Objective ▸
List all the lines in these records that hold "использованием".

Data records:

════════════════

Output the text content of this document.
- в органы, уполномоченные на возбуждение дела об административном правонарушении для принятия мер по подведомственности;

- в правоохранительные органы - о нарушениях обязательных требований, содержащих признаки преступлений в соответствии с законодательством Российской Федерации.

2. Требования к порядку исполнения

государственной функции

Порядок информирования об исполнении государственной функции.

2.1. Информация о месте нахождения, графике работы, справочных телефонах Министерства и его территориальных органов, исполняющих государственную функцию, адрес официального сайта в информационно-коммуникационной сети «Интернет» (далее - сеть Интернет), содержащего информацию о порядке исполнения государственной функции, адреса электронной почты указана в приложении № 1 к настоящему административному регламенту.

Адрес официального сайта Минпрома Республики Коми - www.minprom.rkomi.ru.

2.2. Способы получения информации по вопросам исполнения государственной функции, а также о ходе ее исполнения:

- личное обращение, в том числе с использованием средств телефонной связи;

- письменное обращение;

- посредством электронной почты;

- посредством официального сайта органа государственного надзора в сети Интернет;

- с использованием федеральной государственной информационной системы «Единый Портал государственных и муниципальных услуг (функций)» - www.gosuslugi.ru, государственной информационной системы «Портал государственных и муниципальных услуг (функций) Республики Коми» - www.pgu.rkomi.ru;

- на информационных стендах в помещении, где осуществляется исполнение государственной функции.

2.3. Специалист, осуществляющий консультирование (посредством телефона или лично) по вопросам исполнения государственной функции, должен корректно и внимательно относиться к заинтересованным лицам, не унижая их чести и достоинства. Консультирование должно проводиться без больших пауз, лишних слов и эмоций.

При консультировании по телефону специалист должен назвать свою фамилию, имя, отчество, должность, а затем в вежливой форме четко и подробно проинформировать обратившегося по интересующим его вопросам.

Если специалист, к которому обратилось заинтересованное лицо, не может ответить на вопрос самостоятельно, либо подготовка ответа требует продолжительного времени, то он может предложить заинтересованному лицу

════════════════

Exercise response ▸
- личное обращение, в том числе с использованием средств телефонной связи;
- с использованием федеральной государственной информационной системы «Единый Портал государственных и муниципальных услуг (функций)» - www.gosuslugi.ru, государственной информационной системы «Портал государственных и муниципальных услуг (функций) Республики Коми» - www.pgu.rkomi.ru;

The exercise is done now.